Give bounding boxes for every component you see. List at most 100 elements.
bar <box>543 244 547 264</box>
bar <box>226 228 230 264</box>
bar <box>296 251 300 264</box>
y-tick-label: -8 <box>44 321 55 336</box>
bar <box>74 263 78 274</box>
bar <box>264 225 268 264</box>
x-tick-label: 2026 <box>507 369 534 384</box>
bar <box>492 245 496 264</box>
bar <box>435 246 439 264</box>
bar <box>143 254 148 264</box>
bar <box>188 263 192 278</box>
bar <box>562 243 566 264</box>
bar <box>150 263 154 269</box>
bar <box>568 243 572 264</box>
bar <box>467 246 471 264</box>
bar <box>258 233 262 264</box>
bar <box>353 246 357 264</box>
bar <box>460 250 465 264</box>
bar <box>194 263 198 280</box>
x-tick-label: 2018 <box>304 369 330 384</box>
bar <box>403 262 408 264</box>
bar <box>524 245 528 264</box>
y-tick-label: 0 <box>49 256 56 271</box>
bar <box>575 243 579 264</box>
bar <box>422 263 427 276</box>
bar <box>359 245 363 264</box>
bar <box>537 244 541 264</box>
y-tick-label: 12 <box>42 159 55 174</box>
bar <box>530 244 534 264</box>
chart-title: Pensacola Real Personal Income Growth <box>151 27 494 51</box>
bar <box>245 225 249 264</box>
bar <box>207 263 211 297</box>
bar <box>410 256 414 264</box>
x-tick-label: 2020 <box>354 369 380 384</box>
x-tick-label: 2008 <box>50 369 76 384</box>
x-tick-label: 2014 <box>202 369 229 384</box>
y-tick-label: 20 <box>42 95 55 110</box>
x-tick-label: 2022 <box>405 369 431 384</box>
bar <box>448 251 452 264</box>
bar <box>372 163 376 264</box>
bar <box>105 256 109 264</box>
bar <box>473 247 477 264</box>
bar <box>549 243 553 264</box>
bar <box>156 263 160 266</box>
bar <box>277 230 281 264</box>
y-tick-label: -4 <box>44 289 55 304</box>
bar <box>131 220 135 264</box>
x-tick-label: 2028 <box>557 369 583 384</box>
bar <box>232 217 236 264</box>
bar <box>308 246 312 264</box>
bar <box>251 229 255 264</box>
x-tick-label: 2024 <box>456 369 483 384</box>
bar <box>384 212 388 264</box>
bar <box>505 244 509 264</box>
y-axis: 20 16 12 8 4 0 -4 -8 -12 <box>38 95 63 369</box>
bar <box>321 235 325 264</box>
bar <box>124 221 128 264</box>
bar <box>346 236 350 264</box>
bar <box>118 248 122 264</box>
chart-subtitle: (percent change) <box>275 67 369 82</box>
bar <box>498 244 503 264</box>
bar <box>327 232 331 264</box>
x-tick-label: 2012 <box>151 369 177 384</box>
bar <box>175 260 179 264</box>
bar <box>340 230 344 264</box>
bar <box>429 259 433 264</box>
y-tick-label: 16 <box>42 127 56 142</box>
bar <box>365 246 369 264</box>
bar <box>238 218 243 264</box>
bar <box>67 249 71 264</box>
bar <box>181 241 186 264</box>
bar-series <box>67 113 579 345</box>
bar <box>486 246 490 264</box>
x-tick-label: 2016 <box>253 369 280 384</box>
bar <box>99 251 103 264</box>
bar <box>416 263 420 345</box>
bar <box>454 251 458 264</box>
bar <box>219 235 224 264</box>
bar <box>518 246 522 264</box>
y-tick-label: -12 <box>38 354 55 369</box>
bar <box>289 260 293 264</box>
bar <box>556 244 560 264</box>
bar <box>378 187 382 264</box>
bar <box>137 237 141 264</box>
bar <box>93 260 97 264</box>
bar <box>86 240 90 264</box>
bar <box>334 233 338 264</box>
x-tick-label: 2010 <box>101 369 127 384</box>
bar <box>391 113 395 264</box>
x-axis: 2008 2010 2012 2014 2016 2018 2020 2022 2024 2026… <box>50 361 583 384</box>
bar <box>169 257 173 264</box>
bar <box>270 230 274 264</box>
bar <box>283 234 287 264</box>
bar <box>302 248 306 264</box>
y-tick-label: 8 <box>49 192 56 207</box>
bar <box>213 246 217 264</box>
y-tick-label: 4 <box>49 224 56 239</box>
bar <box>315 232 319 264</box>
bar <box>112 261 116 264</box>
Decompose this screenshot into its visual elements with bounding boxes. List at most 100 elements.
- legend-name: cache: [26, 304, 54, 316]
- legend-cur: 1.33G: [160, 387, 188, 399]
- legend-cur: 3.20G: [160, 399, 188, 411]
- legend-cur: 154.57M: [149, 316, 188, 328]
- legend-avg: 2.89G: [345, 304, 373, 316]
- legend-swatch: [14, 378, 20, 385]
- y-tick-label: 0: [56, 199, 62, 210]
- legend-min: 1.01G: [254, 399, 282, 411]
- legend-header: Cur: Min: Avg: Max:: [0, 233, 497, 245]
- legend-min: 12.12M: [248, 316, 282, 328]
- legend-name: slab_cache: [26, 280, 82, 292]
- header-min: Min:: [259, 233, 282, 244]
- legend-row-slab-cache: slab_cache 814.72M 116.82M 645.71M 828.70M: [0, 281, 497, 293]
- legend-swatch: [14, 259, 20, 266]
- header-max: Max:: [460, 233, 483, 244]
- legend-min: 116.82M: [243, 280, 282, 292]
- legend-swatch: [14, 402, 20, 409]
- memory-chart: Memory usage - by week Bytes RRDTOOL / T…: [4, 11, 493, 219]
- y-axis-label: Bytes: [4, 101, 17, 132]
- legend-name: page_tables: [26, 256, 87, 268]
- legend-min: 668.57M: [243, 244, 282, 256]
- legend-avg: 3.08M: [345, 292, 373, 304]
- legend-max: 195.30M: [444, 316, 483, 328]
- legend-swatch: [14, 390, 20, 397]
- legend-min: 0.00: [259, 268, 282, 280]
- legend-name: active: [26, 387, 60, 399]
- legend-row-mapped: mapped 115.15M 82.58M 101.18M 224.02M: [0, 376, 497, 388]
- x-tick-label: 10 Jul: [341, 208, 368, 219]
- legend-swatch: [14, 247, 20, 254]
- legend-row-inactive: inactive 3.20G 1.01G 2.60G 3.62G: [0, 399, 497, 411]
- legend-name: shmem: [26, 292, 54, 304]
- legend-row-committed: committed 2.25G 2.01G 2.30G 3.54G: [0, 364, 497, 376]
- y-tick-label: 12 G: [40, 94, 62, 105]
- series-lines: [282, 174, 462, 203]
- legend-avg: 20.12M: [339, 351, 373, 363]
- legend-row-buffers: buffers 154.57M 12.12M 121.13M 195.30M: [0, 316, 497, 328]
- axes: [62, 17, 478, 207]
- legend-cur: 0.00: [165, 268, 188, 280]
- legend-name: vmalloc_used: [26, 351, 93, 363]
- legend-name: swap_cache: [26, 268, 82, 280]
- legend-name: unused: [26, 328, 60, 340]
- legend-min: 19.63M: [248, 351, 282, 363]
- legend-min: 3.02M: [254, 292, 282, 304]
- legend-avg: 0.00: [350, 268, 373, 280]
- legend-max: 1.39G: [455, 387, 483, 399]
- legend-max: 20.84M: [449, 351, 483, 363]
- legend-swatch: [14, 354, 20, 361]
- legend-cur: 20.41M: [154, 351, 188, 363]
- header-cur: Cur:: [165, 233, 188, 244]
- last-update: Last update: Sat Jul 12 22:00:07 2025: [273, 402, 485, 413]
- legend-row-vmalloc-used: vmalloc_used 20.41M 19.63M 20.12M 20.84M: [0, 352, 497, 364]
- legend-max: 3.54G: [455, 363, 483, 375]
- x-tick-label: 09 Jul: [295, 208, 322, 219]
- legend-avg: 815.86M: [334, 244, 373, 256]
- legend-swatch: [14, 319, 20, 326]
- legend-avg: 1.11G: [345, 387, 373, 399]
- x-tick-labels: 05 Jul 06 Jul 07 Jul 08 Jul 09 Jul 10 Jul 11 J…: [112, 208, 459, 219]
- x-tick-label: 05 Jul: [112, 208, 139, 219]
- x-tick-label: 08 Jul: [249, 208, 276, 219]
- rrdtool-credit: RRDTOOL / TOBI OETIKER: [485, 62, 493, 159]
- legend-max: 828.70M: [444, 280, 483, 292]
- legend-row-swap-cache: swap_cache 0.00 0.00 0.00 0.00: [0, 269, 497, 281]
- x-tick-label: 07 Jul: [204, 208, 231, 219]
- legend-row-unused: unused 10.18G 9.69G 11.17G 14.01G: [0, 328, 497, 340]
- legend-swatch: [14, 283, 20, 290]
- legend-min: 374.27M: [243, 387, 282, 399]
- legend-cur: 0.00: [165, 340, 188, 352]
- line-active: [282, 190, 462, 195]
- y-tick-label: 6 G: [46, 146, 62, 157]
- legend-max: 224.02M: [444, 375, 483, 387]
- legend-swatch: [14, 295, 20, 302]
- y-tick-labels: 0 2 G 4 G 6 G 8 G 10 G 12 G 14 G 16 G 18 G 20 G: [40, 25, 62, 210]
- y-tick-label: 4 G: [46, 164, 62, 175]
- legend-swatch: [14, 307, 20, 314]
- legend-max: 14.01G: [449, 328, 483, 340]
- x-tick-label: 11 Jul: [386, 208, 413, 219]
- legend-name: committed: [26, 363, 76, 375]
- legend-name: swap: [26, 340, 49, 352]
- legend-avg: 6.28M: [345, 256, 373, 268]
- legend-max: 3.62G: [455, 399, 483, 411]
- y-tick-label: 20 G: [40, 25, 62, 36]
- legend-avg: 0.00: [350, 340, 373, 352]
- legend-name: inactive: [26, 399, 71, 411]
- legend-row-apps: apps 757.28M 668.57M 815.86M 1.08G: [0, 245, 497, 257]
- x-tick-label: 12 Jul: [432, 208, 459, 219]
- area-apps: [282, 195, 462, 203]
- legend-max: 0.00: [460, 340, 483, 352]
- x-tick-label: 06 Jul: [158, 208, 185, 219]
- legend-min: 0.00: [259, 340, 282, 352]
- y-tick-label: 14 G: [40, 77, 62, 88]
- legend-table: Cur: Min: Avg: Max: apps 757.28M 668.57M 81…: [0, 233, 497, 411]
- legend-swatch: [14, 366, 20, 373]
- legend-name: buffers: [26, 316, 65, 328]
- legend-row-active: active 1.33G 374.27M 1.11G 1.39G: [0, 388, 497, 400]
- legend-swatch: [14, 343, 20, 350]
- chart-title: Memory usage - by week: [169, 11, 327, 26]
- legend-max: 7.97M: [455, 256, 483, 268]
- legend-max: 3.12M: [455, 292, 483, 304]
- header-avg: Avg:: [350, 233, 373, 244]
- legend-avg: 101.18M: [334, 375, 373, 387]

▶ Task:
Copy out the rows verbatim, starting with the first line of the rows and going on through the line with "bar <box>530 244 534 264</box>", with both ends included.

▶ Solution to this task:
Give bounding boxes for every component you see. List at most 100 elements.
bar <box>543 244 547 264</box>
bar <box>226 228 230 264</box>
bar <box>296 251 300 264</box>
y-tick-label: -8 <box>44 321 55 336</box>
bar <box>74 263 78 274</box>
bar <box>264 225 268 264</box>
x-tick-label: 2026 <box>507 369 534 384</box>
bar <box>492 245 496 264</box>
bar <box>435 246 439 264</box>
bar <box>143 254 148 264</box>
bar <box>188 263 192 278</box>
bar <box>562 243 566 264</box>
bar <box>150 263 154 269</box>
bar <box>568 243 572 264</box>
bar <box>467 246 471 264</box>
bar <box>258 233 262 264</box>
bar <box>353 246 357 264</box>
bar <box>460 250 465 264</box>
bar <box>194 263 198 280</box>
x-tick-label: 2018 <box>304 369 330 384</box>
bar <box>403 262 408 264</box>
bar <box>524 245 528 264</box>
y-tick-label: 0 <box>49 256 56 271</box>
bar <box>575 243 579 264</box>
bar <box>422 263 427 276</box>
bar <box>359 245 363 264</box>
bar <box>537 244 541 264</box>
y-tick-label: 12 <box>42 159 55 174</box>
bar <box>530 244 534 264</box>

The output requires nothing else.